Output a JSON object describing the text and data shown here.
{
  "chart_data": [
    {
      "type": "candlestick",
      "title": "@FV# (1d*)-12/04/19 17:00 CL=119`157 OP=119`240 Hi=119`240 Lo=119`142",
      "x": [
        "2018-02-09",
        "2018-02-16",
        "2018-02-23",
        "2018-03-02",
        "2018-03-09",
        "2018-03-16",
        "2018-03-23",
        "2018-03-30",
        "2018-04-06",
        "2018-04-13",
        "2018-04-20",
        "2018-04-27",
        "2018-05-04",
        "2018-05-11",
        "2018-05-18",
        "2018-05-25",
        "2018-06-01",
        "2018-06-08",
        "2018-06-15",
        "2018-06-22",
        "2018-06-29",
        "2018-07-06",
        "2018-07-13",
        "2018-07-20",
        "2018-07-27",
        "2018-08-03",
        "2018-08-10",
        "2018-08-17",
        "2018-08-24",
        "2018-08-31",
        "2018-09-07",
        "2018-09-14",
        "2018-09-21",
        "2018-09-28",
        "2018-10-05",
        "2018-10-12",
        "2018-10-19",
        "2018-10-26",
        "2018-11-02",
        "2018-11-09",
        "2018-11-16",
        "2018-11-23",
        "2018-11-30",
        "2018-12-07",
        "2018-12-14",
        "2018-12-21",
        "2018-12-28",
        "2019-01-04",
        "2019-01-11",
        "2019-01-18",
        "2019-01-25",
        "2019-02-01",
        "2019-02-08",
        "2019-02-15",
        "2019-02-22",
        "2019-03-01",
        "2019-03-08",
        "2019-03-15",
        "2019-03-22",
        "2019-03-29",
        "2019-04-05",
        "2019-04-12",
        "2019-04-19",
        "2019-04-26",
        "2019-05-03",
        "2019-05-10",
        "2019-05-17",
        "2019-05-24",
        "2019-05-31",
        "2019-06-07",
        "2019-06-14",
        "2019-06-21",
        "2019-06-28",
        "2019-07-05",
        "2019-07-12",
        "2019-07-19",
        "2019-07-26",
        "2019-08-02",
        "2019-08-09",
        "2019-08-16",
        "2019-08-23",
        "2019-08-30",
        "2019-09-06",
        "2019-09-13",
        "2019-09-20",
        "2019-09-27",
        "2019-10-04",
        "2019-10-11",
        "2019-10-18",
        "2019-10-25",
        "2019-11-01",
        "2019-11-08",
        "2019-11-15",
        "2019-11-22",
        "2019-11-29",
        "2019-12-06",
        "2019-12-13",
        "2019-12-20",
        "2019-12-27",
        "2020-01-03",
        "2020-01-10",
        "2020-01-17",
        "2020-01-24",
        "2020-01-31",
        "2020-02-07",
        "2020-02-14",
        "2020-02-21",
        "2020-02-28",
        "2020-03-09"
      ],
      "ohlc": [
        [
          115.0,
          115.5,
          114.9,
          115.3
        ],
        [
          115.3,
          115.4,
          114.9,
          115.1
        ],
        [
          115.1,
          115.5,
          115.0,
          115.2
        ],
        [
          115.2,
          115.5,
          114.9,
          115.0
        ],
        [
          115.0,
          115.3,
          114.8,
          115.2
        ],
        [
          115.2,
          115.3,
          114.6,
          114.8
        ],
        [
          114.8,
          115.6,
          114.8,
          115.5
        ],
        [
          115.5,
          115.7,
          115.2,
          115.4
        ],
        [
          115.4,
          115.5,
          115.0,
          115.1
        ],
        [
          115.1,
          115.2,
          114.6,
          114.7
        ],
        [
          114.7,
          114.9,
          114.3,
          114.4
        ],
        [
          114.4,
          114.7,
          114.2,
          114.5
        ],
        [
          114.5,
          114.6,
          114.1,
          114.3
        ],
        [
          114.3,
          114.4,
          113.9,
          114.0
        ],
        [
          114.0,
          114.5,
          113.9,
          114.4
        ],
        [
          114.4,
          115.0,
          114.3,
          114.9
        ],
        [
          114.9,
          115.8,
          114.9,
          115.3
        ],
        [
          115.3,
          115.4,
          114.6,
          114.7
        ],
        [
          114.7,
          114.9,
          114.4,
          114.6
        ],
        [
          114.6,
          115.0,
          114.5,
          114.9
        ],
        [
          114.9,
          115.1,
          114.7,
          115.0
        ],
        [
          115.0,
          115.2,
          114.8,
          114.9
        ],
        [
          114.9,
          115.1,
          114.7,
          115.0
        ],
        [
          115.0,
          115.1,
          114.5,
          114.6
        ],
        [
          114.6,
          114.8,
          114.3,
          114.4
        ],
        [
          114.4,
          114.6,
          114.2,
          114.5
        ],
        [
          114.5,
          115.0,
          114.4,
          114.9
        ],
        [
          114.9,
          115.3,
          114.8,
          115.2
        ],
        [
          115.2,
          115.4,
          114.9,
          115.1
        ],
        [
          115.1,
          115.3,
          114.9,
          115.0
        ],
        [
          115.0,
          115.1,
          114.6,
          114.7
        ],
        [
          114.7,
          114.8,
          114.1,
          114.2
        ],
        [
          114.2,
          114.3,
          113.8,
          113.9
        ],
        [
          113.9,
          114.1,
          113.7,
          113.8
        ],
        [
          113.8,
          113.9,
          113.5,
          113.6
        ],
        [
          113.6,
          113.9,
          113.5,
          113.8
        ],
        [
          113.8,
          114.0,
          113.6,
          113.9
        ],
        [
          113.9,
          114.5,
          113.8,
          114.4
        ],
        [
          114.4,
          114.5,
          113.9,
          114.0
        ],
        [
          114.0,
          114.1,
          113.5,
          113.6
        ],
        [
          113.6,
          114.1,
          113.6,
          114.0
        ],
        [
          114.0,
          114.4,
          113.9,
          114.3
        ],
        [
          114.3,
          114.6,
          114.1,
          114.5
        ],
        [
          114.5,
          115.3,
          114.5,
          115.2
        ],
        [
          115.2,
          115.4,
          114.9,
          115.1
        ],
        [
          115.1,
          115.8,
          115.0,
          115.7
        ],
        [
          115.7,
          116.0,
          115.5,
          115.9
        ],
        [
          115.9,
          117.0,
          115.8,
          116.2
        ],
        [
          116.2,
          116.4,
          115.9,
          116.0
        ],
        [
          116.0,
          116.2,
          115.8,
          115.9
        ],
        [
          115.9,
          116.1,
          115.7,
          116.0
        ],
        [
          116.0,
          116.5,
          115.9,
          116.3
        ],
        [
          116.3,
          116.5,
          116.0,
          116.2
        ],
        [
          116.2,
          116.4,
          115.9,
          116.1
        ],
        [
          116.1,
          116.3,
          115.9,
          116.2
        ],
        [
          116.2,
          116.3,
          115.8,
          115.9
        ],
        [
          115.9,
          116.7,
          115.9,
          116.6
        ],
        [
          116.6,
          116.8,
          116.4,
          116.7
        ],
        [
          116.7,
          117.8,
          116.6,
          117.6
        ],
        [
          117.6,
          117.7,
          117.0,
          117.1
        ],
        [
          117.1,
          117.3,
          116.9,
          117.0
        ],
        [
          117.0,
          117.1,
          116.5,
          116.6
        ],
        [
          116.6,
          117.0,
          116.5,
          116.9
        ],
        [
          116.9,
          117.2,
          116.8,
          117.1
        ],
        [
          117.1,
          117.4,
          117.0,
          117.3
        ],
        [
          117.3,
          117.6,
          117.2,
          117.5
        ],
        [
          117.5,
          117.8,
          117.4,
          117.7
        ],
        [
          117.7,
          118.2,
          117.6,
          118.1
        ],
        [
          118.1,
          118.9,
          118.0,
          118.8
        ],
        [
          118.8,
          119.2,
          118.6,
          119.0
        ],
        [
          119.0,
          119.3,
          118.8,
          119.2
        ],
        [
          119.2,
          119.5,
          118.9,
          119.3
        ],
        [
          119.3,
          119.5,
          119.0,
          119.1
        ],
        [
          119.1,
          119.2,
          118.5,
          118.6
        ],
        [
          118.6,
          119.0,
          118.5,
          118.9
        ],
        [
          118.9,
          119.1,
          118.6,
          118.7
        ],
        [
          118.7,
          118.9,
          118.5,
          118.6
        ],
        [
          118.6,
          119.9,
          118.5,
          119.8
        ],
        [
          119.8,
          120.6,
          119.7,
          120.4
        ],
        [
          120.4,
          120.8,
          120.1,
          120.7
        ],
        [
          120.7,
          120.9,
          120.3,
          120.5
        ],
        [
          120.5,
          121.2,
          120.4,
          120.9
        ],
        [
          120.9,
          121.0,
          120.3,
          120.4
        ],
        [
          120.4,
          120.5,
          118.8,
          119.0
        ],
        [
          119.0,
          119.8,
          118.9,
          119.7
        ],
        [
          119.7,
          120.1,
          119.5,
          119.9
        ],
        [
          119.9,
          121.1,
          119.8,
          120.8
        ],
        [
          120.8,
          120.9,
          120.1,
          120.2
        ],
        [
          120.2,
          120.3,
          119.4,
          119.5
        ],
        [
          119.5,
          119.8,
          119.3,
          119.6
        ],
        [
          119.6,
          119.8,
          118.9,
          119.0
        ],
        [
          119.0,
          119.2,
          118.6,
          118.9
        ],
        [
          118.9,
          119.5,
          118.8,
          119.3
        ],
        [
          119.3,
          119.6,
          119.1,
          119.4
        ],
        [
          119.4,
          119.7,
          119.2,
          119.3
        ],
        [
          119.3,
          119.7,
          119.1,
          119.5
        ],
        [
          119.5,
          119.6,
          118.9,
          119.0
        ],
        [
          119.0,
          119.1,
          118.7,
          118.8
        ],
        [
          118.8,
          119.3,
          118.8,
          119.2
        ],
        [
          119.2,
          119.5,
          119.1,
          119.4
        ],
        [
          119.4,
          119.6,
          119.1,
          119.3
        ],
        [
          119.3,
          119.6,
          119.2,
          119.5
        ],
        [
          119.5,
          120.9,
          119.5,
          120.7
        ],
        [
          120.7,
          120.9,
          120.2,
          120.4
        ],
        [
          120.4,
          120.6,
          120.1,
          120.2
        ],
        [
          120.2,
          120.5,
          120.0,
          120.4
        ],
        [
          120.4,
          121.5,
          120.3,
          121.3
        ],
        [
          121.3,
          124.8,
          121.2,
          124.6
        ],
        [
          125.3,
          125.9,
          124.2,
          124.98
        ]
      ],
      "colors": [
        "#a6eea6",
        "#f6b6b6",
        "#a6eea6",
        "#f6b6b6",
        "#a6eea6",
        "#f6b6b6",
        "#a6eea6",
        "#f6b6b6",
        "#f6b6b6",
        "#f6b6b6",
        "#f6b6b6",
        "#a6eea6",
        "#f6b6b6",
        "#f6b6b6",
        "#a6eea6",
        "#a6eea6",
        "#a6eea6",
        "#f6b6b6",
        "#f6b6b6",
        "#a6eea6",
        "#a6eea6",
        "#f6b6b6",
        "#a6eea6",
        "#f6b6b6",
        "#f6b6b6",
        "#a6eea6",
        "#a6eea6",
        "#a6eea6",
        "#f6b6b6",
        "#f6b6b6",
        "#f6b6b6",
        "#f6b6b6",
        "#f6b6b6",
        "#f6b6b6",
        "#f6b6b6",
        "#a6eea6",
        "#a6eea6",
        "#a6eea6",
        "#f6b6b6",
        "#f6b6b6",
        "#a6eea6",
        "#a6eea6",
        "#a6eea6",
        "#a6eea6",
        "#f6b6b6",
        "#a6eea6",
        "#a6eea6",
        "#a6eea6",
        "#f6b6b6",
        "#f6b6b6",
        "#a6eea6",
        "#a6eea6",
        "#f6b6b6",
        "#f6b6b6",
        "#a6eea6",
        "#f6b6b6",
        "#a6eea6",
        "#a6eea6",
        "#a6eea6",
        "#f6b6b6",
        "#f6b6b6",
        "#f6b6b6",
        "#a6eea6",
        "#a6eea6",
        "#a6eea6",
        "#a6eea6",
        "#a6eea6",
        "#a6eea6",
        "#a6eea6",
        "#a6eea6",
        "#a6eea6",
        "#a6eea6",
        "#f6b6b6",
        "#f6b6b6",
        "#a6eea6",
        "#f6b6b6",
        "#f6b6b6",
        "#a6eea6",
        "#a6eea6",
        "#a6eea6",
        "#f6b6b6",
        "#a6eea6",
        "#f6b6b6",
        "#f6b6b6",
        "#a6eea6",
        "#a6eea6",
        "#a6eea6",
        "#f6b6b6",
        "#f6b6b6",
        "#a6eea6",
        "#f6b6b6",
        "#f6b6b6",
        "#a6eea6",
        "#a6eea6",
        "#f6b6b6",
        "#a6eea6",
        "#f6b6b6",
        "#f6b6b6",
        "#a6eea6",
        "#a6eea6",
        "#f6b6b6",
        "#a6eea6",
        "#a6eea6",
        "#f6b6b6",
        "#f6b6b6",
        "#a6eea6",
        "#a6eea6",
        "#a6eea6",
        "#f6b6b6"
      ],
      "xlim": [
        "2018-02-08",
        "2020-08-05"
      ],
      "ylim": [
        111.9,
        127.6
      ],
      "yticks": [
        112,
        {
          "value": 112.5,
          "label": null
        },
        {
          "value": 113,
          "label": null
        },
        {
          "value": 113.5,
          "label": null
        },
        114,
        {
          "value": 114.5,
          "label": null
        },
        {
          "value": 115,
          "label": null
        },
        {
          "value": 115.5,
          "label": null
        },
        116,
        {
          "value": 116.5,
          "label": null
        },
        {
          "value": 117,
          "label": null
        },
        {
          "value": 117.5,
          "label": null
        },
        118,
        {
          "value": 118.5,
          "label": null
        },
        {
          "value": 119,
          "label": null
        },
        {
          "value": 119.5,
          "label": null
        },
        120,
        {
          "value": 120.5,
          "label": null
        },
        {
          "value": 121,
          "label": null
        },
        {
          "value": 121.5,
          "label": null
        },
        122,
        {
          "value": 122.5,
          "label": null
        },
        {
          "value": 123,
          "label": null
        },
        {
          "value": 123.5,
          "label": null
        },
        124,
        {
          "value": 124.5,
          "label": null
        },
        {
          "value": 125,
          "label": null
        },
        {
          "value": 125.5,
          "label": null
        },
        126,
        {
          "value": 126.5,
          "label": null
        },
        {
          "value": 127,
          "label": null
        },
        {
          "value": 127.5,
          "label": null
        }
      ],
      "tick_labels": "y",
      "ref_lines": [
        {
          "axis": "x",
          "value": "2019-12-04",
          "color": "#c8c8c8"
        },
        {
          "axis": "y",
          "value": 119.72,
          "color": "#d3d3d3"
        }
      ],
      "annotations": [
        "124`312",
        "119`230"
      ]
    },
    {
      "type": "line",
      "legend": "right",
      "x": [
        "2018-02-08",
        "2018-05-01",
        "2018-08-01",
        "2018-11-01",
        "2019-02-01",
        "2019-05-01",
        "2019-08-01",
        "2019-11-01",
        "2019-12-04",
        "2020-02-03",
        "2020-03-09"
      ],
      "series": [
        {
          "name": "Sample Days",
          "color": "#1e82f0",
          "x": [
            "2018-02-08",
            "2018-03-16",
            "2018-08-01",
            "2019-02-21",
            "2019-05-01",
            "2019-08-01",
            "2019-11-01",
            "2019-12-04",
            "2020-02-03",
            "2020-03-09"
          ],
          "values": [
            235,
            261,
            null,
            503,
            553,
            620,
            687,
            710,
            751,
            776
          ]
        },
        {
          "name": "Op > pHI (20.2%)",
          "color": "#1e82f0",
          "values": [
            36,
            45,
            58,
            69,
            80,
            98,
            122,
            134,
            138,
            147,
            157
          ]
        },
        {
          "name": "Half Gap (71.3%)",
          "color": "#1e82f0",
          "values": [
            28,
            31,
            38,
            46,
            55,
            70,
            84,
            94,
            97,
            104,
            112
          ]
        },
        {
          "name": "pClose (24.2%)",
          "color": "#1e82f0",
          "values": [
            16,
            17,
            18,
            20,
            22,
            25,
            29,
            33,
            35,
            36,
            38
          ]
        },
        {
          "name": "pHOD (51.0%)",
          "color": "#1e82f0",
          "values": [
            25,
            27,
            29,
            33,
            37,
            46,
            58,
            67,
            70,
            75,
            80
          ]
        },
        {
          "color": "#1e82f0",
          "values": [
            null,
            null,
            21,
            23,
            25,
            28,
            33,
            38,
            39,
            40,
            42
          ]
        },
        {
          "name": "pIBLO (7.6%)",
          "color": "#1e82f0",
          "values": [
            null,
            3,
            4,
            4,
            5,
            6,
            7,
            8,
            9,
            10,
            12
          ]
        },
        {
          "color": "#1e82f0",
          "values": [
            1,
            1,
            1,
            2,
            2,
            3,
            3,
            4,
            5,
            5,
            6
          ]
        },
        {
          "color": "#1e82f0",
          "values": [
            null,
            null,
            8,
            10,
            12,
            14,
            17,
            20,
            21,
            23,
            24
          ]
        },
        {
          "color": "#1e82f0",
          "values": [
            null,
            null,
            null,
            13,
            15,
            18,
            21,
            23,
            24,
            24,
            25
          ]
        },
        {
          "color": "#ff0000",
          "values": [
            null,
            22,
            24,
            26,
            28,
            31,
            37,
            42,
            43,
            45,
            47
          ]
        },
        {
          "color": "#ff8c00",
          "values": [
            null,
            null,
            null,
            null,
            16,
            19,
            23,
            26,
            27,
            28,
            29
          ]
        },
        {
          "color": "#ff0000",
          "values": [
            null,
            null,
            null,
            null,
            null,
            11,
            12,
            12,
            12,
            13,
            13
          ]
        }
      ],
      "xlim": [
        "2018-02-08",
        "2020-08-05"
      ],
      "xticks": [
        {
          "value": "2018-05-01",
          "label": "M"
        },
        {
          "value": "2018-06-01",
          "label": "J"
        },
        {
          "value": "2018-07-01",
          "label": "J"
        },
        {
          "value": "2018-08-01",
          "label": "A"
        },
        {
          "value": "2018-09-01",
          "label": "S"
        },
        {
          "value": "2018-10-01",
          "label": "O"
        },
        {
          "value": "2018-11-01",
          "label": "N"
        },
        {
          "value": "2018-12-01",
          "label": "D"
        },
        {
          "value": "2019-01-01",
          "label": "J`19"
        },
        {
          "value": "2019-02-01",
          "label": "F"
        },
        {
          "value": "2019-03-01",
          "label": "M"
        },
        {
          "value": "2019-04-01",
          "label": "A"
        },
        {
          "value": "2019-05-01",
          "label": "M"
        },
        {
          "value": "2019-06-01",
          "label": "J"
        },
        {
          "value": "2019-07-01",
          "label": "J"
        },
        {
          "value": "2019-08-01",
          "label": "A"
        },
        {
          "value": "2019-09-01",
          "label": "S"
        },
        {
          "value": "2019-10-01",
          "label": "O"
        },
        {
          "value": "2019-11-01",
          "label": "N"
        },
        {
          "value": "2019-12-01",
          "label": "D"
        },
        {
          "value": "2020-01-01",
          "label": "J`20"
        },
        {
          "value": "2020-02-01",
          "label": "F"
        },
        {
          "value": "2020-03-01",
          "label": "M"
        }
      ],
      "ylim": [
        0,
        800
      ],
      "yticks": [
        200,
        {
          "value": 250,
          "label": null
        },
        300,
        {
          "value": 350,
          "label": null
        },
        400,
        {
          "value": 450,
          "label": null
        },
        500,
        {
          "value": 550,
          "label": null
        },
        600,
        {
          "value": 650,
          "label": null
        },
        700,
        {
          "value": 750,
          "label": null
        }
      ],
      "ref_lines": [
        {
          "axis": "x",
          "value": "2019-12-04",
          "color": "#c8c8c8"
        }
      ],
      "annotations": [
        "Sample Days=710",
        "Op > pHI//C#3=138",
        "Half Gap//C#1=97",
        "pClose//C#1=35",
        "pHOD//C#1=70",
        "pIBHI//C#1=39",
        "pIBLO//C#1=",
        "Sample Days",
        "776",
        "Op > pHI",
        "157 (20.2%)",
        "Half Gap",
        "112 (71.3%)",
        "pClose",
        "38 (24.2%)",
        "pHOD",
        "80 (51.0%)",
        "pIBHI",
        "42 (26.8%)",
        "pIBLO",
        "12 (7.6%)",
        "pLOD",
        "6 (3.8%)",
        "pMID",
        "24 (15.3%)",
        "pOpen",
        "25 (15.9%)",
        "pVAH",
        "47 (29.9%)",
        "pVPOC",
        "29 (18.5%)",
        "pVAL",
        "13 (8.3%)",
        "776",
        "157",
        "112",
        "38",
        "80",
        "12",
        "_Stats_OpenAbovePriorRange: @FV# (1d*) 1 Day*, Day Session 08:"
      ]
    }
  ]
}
━━━━━━━━━━━━━━━━
* [Requirement] Return every line above in which the string "name" occurs.

* [Result below]
          "name": "Sample Days",
          "name": "Op > pHI (20.2%)",
          "name": "Half Gap (71.3%)",
          "name": "pClose (24.2%)",
          "name": "pHOD (51.0%)",
          "name": "pIBLO (7.6%)",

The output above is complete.